Gestellte Aufgabe A:
Schreibe aus dem Text über Mariä Lichtmess einen Abschnitt wortgetreu ab: Beginne bei den Worten „Traditionell werden (in“ und höre nach den Worten „erleichtert werden sollte.“ auf.
Gestellte Aufgabe B:
Womit ziehen die Kindergartenkinder laut dem Text über Mariä Lichtmess durch den Garten?
Gestellte Aufgabe C:
Fasse den Absatz des Textes über Mariä Lichtmess, der mit „Traditionell werden (in Frankreich)“ beginnt, als kurze Stichpunktliste zusammen.

Auszug:
= = = =

Ganz viele Pfannkuchen

Ganz viele Pfannkuchen

Kennt ihr das, wenn alles ganz leise wird? Die Welt zu schlafen scheint und jedes Geräusch nur noch dumpf zu hören ist? Wenn jeder deiner Schritte leicht knirscht, während du versuchst dort zu laufen, wo du noch keine Spuren erkennen kannst? Dann ist Winter und der morgendliche Blick nach draußen sieht dann so aus:

Gestern war der 02. Februar- der Tag eines Festes, was ihr wahrscheinlich nicht wirklich kennt, ich hatte hiervon vor meinem Eintauchen in die Waldorfwelt noch nie gehört: „Maria Lichtmis“ (dt. Mariä Lichtmess, auch Reinigungsfest).

Es ist das letzte Lichtfest der Weihnachts- und Winterzeit, aus alten germanischen, römischen, griechischen und nachher christlichen Traditionen vereint, was diese dunkle Zeit beendet und mit welchem langsam der Frühlings beginnt. Ein letztes Mal werden drinnen Kerzen angezündet, bevor es nach draußen geht, wo das Leben und das Tageslicht in die Natur zurückkehren. Dort, wo die Wurzelkinder langsam erwachen, um sich auf den Frühling vorzubereiten und die ersten Schneeglöckchen zu entdecken sind. Die Kindergartenkinder ziehen mit selbst gebastelten Rasseln durch den Garten, um die Natur aufzuwecken.

Traditionell werden (in Frankreich) an dem Tag Pfannkuchen gegessen. Woher dieser Brauch kommt ist nicht ganz geklärt. Früher galt bei den Bauern der zweite Februar als Beginn des ländlichen Wirtschaftsjahres, also wurde der Jahreslohn ausgezahlt und es gab Dienst- und Schichtwechsel bei den Bediensteten, Knechten und Mägden. Manchmal wechselte die Aufsichtsperson, einige verließen die Stelle und die neuen, jungen Angestellten begannen ihrem Dienst. Die Pfannkuchen waren dann ein festlicheres Mahl als sonst, zur Feier des Tages, zum Beginn eines neuen Arbeitsjahres. Es wird auch vermutet, dass damit den Neuen das Heimweh erleichtert werden sollte.

Da der zweite Februar auf einen Samstag gefallen ist, haben wir in der Schule am Freitag das Fest gefeiert. Nachts hatte es geschneit, sodass mein Schulweg dem oben beschriebene Spaziergang durch die mit Schnee überzogenen Straßen entsprach. Durch die etwas abgelegene Ecke der Stadt, bevor es danach im Süden in den ländlichen Teil Flanderns übergeht, waren erst wenige Menschen unterwegs gewesen, sodass ich mir an einigen Stellen die Schneedecke allein mit ein paar Vogel- und Katzenspuren geteilt habe.

= = = =

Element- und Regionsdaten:
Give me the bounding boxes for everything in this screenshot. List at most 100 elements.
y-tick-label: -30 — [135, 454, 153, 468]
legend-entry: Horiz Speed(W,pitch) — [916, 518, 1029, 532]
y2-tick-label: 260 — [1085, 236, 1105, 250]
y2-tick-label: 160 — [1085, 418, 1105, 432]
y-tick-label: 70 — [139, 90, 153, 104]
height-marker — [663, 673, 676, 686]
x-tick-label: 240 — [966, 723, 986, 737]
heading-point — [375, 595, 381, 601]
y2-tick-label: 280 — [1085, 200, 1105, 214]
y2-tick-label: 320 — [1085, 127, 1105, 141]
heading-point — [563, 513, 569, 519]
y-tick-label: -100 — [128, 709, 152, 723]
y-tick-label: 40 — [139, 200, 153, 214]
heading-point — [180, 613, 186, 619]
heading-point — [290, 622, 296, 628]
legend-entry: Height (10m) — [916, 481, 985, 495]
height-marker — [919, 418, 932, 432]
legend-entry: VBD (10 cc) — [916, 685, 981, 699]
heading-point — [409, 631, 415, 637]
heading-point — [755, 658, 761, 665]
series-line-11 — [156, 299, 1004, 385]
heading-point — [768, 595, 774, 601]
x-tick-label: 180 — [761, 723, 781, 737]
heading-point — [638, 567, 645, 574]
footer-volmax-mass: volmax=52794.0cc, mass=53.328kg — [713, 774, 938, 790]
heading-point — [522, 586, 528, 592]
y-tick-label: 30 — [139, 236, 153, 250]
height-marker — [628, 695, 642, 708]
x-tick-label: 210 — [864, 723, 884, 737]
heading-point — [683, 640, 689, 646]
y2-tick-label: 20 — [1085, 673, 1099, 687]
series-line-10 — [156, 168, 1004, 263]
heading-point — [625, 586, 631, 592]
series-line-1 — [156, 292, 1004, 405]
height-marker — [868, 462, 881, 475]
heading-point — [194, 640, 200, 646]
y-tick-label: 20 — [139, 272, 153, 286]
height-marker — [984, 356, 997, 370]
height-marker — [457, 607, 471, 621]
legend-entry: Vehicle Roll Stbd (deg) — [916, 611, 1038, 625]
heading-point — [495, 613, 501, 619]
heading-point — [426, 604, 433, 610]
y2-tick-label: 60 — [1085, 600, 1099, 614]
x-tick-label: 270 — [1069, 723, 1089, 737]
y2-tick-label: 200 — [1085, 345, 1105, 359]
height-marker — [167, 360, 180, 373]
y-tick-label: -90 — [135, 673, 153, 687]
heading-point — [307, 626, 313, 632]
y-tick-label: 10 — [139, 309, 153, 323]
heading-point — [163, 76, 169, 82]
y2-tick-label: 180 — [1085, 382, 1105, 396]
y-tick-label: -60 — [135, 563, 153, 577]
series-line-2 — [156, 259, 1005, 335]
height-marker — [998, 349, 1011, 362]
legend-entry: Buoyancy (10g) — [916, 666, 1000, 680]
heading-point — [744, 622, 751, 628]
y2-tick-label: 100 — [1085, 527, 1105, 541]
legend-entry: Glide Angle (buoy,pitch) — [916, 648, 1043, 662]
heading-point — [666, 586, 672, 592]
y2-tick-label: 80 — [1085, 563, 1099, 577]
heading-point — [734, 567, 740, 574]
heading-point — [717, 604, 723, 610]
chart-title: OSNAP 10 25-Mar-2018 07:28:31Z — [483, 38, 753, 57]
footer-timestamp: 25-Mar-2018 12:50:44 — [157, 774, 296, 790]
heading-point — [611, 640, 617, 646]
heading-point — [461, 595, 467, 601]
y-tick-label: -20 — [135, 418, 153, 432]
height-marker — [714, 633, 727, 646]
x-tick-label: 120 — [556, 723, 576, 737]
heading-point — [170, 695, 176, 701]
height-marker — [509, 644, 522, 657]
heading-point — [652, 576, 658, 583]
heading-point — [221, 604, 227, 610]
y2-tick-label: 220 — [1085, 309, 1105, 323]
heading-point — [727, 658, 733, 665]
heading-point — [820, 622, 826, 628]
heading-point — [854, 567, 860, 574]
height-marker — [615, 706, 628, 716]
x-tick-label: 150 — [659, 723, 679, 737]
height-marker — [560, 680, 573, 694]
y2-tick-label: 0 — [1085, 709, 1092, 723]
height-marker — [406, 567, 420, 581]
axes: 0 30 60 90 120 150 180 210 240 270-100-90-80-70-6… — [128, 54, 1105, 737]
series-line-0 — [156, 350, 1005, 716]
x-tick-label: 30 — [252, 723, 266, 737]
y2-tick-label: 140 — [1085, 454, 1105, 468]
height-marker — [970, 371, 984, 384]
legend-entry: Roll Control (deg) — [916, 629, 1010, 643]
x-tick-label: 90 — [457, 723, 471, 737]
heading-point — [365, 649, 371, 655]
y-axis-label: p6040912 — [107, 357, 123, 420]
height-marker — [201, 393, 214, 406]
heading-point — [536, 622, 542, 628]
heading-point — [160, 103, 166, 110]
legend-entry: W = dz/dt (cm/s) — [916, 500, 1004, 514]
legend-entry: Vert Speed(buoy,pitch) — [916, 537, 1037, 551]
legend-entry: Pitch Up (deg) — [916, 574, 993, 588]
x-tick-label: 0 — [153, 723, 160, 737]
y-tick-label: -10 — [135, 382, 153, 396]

= = = =

Richtige Ausgabe A:
Traditionell werden (in Frankreich) an dem Tag Pfannkuchen gegessen. Woher dieser Brauch kommt ist nicht ganz geklärt. Früher galt bei den Bauern der zweite Februar als Beginn des ländlichen Wirtschaftsjahres, also wurde der Jahreslohn ausgezahlt und es gab Dienst- und Schichtwechsel bei den Bediensteten, Knechten und Mägden. Manchmal wechselte die Aufsichtsperson, einige verließen die Stelle und die neuen, jungen Angestellten begannen ihrem Dienst. Die Pfannkuchen waren dann ein festlicheres Mahl als sonst, zur Feier des Tages, zum Beginn eines neuen Arbeitsjahres. Es wird auch vermutet, dass damit den Neuen das Heimweh erleichtert werden sollte.

Richtige Ausgabe B:
Mit selbst gebastelten Rasseln.

Richtige Ausgabe C:
- In Frankreich werden an diesem Tag traditionell Pfannkuchen gegessen; woher der Brauch kommt, ist nicht ganz geklärt.
- Bei den Bauern galt der zweite Februar früher als Beginn des ländlichen Wirtschaftsjahres: Der Jahreslohn wurde ausgezahlt, und bei Bediensteten, Knechten und Mägden gab es Dienst- und Schichtwechsel.
- Manchmal wechselte die Aufsichtsperson, einige verließen die Stelle, und neue, junge Angestellte begannen ihren Dienst.
- Die Pfannkuchen waren ein festlicheres Mahl zum Beginn des neuen Arbeitsjahres; vermutlich sollten sie den Neuen auch das Heimweh erleichtern.